PROVIDED MATERIAL =

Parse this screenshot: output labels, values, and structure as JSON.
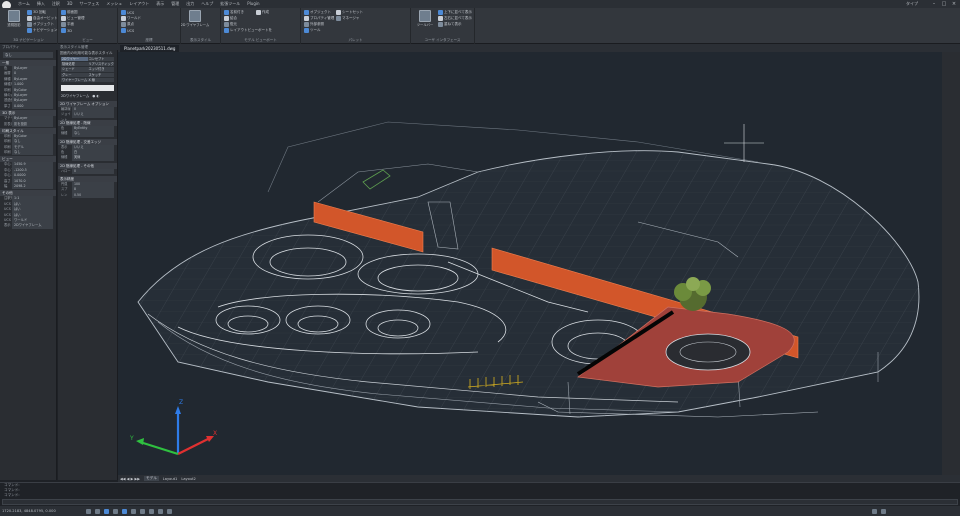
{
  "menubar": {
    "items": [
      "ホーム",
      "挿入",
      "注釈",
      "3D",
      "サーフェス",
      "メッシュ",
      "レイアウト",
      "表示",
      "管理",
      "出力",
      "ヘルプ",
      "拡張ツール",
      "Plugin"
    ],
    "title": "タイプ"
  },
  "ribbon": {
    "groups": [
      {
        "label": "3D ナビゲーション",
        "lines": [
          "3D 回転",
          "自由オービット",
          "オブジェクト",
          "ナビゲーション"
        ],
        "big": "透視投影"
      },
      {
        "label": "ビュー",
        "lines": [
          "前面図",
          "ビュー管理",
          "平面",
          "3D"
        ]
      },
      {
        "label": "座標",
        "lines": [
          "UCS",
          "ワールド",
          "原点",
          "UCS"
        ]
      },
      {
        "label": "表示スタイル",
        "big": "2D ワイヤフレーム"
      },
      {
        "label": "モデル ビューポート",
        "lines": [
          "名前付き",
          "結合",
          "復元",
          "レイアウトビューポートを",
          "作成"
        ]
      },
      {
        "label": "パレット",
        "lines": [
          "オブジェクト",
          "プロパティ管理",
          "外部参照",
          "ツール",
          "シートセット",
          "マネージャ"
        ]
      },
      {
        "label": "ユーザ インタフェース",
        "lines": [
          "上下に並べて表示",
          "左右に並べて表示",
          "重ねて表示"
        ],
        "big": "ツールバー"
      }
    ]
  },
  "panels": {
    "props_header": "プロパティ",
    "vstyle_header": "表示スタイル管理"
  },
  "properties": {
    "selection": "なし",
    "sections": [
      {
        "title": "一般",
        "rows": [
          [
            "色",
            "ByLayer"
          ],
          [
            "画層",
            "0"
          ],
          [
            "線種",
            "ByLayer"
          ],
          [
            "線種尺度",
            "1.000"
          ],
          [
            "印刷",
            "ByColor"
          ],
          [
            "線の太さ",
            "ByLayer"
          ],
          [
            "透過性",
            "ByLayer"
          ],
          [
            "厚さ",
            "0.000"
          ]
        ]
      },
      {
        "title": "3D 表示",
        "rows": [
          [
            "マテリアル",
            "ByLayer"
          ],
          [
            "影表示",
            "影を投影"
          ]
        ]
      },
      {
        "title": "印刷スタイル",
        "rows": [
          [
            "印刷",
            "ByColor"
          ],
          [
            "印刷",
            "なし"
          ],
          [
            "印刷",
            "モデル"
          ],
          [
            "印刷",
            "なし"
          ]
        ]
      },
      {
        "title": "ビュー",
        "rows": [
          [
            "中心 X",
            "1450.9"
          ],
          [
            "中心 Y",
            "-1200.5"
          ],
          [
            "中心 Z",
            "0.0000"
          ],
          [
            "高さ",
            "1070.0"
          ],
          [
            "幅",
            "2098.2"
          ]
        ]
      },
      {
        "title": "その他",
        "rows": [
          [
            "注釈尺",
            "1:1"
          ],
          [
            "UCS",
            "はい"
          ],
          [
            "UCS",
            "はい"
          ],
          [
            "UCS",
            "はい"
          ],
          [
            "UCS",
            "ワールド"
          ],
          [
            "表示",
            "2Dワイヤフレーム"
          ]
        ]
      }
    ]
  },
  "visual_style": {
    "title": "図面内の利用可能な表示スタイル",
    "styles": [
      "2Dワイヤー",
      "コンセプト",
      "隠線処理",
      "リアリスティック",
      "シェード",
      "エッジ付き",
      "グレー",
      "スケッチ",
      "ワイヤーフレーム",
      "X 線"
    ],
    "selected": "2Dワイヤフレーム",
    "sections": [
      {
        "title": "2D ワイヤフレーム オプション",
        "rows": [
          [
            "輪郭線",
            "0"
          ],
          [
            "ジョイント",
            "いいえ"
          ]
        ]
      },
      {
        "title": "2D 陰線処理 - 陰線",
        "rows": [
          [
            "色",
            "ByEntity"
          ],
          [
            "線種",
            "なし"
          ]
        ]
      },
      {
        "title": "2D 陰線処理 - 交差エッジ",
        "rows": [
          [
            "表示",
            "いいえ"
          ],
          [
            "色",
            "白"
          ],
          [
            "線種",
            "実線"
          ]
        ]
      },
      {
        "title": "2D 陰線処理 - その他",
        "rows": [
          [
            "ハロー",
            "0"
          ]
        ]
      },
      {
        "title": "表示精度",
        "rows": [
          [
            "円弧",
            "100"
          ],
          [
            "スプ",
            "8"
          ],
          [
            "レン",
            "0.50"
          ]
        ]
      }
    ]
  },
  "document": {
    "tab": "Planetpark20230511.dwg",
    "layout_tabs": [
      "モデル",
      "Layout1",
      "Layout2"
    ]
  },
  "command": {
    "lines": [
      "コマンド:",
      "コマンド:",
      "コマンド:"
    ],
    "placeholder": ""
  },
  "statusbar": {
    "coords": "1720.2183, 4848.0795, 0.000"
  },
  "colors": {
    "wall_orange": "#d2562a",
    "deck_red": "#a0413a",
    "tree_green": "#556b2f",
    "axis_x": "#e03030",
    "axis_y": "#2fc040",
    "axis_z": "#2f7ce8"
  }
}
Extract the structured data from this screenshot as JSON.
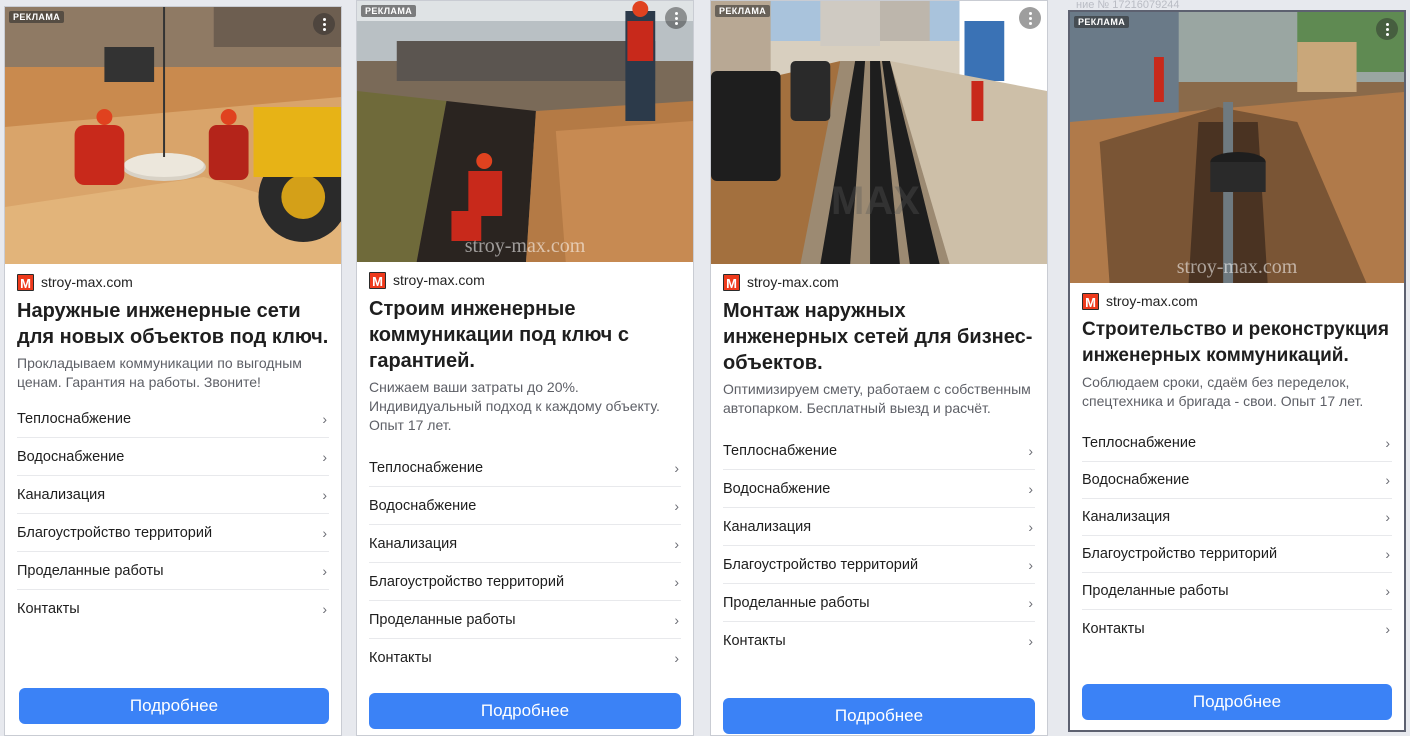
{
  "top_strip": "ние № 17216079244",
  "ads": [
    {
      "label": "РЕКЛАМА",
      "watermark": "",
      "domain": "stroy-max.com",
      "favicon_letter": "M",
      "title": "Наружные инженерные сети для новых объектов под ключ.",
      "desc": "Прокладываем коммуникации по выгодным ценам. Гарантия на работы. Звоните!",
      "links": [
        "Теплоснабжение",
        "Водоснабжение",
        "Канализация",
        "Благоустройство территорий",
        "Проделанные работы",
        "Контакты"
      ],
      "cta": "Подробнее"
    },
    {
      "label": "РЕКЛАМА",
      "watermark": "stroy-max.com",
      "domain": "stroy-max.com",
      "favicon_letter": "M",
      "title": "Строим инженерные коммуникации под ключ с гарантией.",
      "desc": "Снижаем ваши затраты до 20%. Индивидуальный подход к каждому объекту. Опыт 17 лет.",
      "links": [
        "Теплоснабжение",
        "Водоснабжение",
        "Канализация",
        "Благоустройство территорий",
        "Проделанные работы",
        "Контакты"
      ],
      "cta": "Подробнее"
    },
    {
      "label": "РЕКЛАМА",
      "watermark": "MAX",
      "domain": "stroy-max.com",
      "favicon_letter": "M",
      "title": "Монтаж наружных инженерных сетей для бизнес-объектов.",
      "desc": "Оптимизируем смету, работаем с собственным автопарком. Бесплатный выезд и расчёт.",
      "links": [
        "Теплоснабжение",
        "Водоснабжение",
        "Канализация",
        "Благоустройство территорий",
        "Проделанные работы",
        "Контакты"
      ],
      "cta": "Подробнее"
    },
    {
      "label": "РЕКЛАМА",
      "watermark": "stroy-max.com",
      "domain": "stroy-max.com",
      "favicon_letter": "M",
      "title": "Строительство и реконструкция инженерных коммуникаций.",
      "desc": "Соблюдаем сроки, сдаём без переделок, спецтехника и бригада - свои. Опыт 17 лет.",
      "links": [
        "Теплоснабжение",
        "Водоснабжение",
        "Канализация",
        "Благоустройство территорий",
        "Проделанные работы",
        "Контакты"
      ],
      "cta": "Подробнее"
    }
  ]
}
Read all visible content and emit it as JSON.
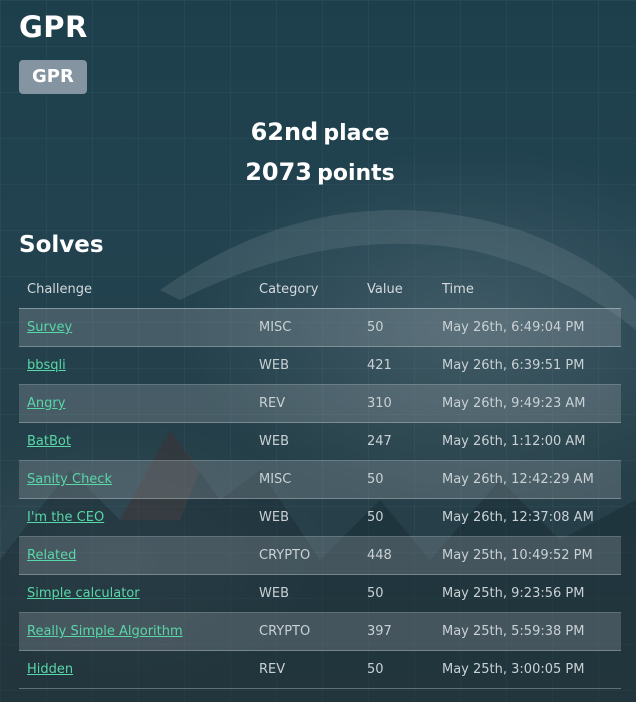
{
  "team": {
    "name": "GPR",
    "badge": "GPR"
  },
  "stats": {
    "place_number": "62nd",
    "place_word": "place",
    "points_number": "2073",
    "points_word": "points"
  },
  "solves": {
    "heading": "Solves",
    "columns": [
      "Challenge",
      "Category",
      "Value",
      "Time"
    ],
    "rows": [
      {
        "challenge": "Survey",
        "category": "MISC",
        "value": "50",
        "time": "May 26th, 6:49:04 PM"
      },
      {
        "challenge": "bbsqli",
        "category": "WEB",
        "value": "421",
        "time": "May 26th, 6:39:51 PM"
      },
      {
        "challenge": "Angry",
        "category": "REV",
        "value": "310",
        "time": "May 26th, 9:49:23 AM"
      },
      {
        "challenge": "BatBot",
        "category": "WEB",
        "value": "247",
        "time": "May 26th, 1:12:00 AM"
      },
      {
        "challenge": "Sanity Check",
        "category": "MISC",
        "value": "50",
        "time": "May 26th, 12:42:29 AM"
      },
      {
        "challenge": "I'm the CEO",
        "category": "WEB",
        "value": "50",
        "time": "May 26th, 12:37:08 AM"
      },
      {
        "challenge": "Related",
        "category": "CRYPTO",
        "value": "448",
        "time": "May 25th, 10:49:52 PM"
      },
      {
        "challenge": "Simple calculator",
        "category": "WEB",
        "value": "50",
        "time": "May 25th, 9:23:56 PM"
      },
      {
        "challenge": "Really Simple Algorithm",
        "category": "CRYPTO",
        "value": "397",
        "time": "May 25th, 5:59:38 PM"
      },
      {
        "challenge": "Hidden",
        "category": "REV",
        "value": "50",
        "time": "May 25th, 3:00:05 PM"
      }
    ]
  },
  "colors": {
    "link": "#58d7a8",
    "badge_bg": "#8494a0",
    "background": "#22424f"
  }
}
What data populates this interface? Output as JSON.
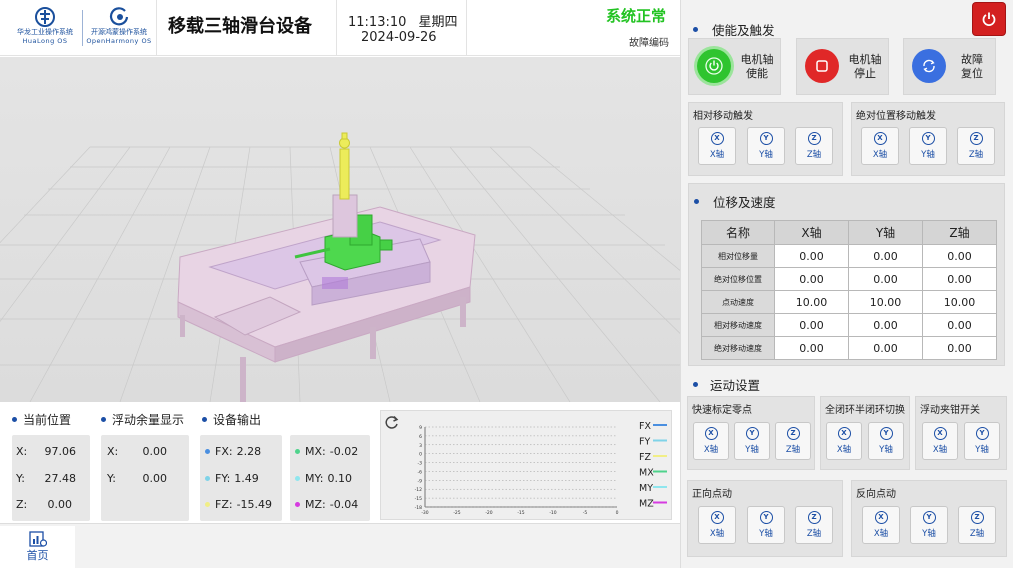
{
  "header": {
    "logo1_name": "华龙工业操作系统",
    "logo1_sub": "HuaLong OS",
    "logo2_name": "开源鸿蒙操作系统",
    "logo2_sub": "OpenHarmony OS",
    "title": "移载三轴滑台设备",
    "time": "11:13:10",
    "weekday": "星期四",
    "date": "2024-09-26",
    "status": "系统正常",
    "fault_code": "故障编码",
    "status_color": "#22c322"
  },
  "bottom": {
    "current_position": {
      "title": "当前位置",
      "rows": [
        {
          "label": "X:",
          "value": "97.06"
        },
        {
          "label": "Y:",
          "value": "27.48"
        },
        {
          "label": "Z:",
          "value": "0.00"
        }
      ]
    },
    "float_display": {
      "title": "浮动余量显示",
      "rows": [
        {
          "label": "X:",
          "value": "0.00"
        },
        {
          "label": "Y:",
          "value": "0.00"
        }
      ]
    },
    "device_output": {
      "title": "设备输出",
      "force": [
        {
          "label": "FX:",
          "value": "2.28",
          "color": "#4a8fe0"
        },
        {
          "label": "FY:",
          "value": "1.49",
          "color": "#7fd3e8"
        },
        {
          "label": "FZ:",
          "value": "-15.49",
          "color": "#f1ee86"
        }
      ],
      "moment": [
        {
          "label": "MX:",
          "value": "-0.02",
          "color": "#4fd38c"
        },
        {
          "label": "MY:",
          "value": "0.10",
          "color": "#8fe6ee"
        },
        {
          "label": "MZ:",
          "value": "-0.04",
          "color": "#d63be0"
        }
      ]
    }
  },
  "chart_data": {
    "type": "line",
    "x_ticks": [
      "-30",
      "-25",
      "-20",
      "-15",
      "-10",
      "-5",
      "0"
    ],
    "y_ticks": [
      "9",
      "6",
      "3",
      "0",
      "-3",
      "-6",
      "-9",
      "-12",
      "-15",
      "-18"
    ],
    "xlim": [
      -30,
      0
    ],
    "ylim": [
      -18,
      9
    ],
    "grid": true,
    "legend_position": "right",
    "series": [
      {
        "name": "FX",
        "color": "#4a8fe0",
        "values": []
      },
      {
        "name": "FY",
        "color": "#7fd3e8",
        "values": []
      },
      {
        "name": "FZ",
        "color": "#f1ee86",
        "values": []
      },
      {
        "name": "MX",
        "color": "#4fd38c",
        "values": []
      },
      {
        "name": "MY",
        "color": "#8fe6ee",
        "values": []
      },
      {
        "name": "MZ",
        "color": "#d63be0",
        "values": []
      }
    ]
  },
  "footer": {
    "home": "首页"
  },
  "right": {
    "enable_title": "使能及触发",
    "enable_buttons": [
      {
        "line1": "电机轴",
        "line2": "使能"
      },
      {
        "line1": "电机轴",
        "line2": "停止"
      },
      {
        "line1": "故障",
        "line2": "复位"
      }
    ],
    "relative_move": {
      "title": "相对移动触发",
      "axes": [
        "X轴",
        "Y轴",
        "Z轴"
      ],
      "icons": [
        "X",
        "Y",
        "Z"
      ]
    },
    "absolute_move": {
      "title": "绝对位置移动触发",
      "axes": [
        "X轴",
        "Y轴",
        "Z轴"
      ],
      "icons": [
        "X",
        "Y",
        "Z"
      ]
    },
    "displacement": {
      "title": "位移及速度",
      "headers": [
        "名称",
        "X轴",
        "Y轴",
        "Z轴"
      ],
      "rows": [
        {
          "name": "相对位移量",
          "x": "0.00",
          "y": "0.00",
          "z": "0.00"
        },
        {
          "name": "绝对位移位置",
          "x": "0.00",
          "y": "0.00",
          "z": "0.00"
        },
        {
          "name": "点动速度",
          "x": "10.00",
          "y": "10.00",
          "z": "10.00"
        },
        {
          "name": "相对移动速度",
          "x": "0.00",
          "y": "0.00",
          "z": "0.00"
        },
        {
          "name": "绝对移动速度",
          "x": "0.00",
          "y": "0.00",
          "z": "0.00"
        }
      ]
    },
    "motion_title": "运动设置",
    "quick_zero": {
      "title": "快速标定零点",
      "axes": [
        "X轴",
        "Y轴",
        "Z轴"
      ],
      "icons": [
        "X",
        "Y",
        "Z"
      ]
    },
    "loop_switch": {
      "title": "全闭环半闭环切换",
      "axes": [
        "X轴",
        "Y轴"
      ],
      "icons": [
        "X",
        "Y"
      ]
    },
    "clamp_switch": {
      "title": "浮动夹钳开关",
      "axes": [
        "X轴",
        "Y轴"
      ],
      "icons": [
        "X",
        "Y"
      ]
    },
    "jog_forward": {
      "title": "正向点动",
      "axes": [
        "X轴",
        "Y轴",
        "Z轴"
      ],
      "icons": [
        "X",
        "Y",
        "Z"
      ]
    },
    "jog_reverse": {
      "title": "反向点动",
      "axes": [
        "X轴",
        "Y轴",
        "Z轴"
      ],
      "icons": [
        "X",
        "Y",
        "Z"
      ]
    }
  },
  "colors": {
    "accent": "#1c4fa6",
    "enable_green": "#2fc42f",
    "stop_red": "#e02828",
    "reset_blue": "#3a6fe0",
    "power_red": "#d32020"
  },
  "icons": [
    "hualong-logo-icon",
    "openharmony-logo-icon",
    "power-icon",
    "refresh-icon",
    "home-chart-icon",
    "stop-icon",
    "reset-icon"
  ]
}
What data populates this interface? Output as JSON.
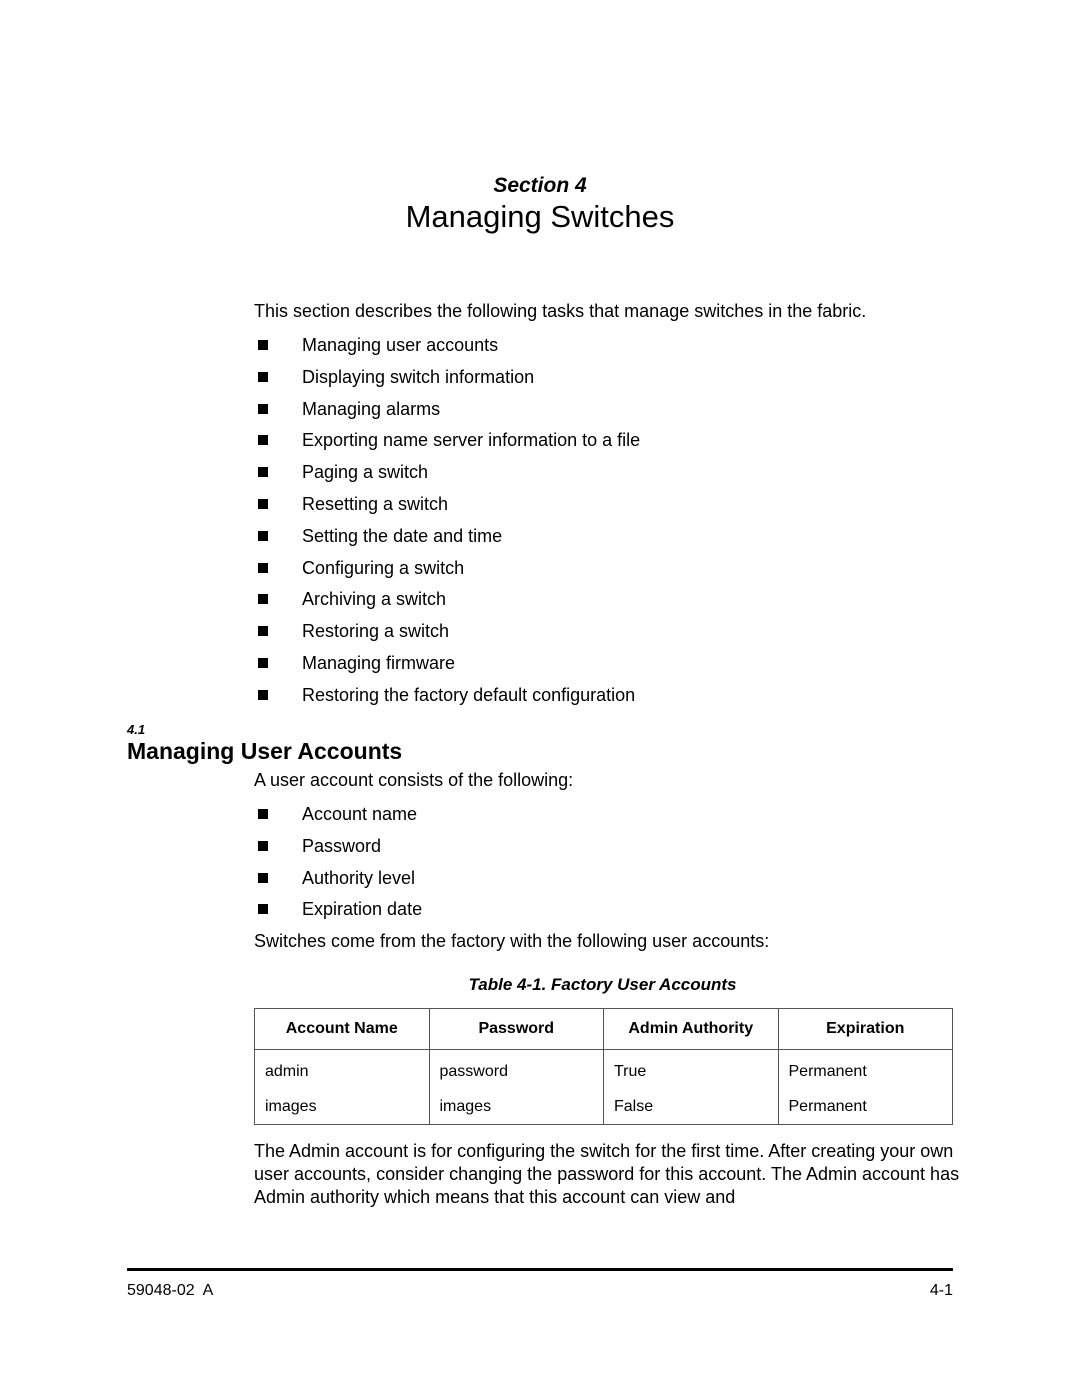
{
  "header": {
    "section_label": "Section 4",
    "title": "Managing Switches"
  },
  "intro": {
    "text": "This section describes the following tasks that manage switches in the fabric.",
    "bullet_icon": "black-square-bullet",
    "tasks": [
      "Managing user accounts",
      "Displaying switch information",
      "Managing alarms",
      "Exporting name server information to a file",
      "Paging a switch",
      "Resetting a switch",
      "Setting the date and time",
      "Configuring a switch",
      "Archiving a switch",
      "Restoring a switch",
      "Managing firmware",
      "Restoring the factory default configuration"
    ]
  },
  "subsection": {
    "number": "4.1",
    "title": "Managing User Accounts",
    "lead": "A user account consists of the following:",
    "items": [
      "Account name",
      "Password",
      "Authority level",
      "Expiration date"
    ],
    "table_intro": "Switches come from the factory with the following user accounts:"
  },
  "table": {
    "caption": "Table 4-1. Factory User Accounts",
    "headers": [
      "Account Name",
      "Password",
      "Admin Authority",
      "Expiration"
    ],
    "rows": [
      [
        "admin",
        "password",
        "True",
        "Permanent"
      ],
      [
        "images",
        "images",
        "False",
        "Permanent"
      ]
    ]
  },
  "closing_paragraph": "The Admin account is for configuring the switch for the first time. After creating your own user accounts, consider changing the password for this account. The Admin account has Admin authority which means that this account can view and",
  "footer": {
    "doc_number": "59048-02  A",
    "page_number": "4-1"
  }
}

GOAL = List all lines holding the string "watermark".

TASK RESULT =
      "watermark": "",
      "watermark": "stroy-max.com",
      "watermark": "MAX",
      "watermark": "stroy-max.com",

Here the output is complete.